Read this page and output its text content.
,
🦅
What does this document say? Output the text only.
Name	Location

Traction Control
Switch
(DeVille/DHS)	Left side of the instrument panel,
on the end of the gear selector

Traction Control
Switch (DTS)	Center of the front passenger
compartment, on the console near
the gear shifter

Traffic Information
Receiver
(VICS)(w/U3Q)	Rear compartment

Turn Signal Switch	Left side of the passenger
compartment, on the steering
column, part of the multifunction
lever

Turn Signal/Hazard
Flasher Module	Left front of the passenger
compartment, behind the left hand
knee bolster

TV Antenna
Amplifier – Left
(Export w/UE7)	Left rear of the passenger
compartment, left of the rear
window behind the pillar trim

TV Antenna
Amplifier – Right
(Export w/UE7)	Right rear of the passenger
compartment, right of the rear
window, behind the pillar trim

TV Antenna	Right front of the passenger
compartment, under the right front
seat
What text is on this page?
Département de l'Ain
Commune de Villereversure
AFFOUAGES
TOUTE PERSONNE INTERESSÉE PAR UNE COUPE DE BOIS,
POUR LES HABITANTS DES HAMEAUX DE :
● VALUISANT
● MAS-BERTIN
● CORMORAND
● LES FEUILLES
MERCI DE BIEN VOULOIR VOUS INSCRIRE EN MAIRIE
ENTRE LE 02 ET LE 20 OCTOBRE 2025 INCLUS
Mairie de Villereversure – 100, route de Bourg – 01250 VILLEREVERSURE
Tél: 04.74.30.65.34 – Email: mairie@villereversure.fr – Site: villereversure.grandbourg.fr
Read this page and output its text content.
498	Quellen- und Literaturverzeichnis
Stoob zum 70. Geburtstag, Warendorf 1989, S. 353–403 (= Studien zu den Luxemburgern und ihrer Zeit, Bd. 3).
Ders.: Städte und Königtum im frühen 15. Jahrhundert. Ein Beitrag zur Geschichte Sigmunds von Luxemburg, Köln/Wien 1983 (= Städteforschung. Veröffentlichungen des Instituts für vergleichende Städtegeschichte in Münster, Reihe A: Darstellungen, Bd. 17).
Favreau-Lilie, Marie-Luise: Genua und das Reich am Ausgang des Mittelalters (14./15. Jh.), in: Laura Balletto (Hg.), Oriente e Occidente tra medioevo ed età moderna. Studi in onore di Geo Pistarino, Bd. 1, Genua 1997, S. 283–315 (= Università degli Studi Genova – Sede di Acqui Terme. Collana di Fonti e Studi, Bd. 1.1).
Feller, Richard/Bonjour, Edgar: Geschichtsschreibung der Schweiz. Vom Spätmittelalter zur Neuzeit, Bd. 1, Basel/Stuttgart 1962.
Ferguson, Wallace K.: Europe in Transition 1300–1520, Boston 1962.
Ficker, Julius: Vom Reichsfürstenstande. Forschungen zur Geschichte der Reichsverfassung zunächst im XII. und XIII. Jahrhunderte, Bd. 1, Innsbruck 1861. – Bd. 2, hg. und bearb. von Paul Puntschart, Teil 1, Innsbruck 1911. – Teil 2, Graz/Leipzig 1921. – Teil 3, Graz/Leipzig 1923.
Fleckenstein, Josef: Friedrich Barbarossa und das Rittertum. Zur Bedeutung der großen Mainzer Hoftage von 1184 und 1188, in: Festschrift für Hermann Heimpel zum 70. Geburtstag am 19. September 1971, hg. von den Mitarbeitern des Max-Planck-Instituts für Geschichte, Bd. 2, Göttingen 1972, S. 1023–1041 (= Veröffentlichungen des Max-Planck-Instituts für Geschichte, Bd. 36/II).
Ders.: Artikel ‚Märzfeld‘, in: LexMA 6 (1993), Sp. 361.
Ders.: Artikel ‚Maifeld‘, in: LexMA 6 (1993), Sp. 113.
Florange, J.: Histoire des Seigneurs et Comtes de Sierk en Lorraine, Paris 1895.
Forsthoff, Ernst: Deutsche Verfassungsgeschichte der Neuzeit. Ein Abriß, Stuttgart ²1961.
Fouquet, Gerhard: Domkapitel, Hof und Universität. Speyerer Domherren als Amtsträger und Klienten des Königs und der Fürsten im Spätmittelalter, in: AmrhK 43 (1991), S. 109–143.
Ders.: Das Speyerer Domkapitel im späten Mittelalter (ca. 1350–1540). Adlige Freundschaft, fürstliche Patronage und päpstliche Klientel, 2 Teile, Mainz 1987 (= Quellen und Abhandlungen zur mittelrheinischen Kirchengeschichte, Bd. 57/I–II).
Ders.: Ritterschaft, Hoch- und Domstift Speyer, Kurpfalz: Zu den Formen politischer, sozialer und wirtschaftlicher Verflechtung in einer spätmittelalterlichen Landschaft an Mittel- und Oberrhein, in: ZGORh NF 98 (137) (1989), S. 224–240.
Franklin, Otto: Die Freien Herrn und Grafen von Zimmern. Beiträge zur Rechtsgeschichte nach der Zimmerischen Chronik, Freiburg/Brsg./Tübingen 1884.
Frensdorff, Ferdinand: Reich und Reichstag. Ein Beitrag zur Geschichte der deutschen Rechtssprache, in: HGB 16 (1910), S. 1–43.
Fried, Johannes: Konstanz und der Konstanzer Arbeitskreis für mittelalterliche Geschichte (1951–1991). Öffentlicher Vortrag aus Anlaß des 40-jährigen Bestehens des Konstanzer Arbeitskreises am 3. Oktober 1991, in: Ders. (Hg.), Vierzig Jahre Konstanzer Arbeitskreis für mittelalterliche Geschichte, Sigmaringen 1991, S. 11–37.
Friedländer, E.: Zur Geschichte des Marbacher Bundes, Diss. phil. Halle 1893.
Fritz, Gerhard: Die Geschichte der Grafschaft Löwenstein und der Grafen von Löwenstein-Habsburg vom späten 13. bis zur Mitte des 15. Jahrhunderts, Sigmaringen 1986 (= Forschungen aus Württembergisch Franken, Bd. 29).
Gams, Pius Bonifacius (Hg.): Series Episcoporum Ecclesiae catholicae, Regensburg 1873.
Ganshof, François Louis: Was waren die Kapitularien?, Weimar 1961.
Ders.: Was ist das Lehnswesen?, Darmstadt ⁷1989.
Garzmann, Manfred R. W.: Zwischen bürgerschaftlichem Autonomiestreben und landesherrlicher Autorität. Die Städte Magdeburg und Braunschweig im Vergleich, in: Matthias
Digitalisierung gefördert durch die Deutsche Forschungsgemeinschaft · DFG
##########
Retype all the records, matching them exactly.

Read this page and output its text content.
,
🦅
What does this document say? Output the text only.
Name	Location

Traction Control
Switch
(DeVille/DHS)	Left side of the instrument panel,
on the end of the gear selector

Traction Control
Switch (DTS)	Center of the front passenger
compartment, on the console near
the gear shifter

Traffic Information
Receiver
(VICS)(w/U3Q)	Rear compartment

Turn Signal Switch	Left side of the passenger
compartment, on the steering
column, part of the multifunction
lever

Turn Signal/Hazard
Flasher Module	Left front of the passenger
compartment, behind the left hand
knee bolster

TV Antenna
Amplifier – Left
(Export w/UE7)	Left rear of the passenger
compartment, left of the rear
window behind the pillar trim

TV Antenna
Amplifier – Right
(Export w/UE7)	Right rear of the passenger
compartment, right of the rear
window, behind the pillar trim

TV Antenna	Right front of the passenger
compartment, under the right front
seat
What text is on this page?
Département de l'Ain
Commune de Villereversure
AFFOUAGES
TOUTE PERSONNE INTERESSÉE PAR UNE COUPE DE BOIS,
POUR LES HABITANTS DES HAMEAUX DE :
● VALUISANT
● MAS-BERTIN
● CORMORAND
● LES FEUILLES
MERCI DE BIEN VOULOIR VOUS INSCRIRE EN MAIRIE
ENTRE LE 02 ET LE 20 OCTOBRE 2025 INCLUS
Mairie de Villereversure – 100, route de Bourg – 01250 VILLEREVERSURE
Tél: 04.74.30.65.34 – Email: mairie@villereversure.fr – Site: villereversure.grandbourg.fr
Read this page and output its text content.
498	Quellen- und Literaturverzeichnis
Stoob zum 70. Geburtstag, Warendorf 1989, S. 353–403 (= Studien zu den Luxemburgern und ihrer Zeit, Bd. 3).
Ders.: Städte und Königtum im frühen 15. Jahrhundert. Ein Beitrag zur Geschichte Sigmunds von Luxemburg, Köln/Wien 1983 (= Städteforschung. Veröffentlichungen des Instituts für vergleichende Städtegeschichte in Münster, Reihe A: Darstellungen, Bd. 17).
Favreau-Lilie, Marie-Luise: Genua und das Reich am Ausgang des Mittelalters (14./15. Jh.), in: Laura Balletto (Hg.), Oriente e Occidente tra medioevo ed età moderna. Studi in onore di Geo Pistarino, Bd. 1, Genua 1997, S. 283–315 (= Università degli Studi Genova – Sede di Acqui Terme. Collana di Fonti e Studi, Bd. 1.1).
Feller, Richard/Bonjour, Edgar: Geschichtsschreibung der Schweiz. Vom Spätmittelalter zur Neuzeit, Bd. 1, Basel/Stuttgart 1962.
Ferguson, Wallace K.: Europe in Transition 1300–1520, Boston 1962.
Ficker, Julius: Vom Reichsfürstenstande. Forschungen zur Geschichte der Reichsverfassung zunächst im XII. und XIII. Jahrhunderte, Bd. 1, Innsbruck 1861. – Bd. 2, hg. und bearb. von Paul Puntschart, Teil 1, Innsbruck 1911. – Teil 2, Graz/Leipzig 1921. – Teil 3, Graz/Leipzig 1923.
Fleckenstein, Josef: Friedrich Barbarossa und das Rittertum. Zur Bedeutung der großen Mainzer Hoftage von 1184 und 1188, in: Festschrift für Hermann Heimpel zum 70. Geburtstag am 19. September 1971, hg. von den Mitarbeitern des Max-Planck-Instituts für Geschichte, Bd. 2, Göttingen 1972, S. 1023–1041 (= Veröffentlichungen des Max-Planck-Instituts für Geschichte, Bd. 36/II).
Ders.: Artikel ‚Märzfeld‘, in: LexMA 6 (1993), Sp. 361.
Ders.: Artikel ‚Maifeld‘, in: LexMA 6 (1993), Sp. 113.
Florange, J.: Histoire des Seigneurs et Comtes de Sierk en Lorraine, Paris 1895.
Forsthoff, Ernst: Deutsche Verfassungsgeschichte der Neuzeit. Ein Abriß, Stuttgart ²1961.
Fouquet, Gerhard: Domkapitel, Hof und Universität. Speyerer Domherren als Amtsträger und Klienten des Königs und der Fürsten im Spätmittelalter, in: AmrhK 43 (1991), S. 109–143.
Ders.: Das Speyerer Domkapitel im späten Mittelalter (ca. 1350–1540). Adlige Freundschaft, fürstliche Patronage und päpstliche Klientel, 2 Teile, Mainz 1987 (= Quellen und Abhandlungen zur mittelrheinischen Kirchengeschichte, Bd. 57/I–II).
Ders.: Ritterschaft, Hoch- und Domstift Speyer, Kurpfalz: Zu den Formen politischer, sozialer und wirtschaftlicher Verflechtung in einer spätmittelalterlichen Landschaft an Mittel- und Oberrhein, in: ZGORh NF 98 (137) (1989), S. 224–240.
Franklin, Otto: Die Freien Herrn und Grafen von Zimmern. Beiträge zur Rechtsgeschichte nach der Zimmerischen Chronik, Freiburg/Brsg./Tübingen 1884.
Frensdorff, Ferdinand: Reich und Reichstag. Ein Beitrag zur Geschichte der deutschen Rechtssprache, in: HGB 16 (1910), S. 1–43.
Fried, Johannes: Konstanz und der Konstanzer Arbeitskreis für mittelalterliche Geschichte (1951–1991). Öffentlicher Vortrag aus Anlaß des 40-jährigen Bestehens des Konstanzer Arbeitskreises am 3. Oktober 1991, in: Ders. (Hg.), Vierzig Jahre Konstanzer Arbeitskreis für mittelalterliche Geschichte, Sigmaringen 1991, S. 11–37.
Friedländer, E.: Zur Geschichte des Marbacher Bundes, Diss. phil. Halle 1893.
Fritz, Gerhard: Die Geschichte der Grafschaft Löwenstein und der Grafen von Löwenstein-Habsburg vom späten 13. bis zur Mitte des 15. Jahrhunderts, Sigmaringen 1986 (= Forschungen aus Württembergisch Franken, Bd. 29).
Gams, Pius Bonifacius (Hg.): Series Episcoporum Ecclesiae catholicae, Regensburg 1873.
Ganshof, François Louis: Was waren die Kapitularien?, Weimar 1961.
Ders.: Was ist das Lehnswesen?, Darmstadt ⁷1989.
Garzmann, Manfred R. W.: Zwischen bürgerschaftlichem Autonomiestreben und landesherrlicher Autorität. Die Städte Magdeburg und Braunschweig im Vergleich, in: Matthias
Digitalisierung gefördert durch die Deutsche Forschungsgemeinschaft · DFG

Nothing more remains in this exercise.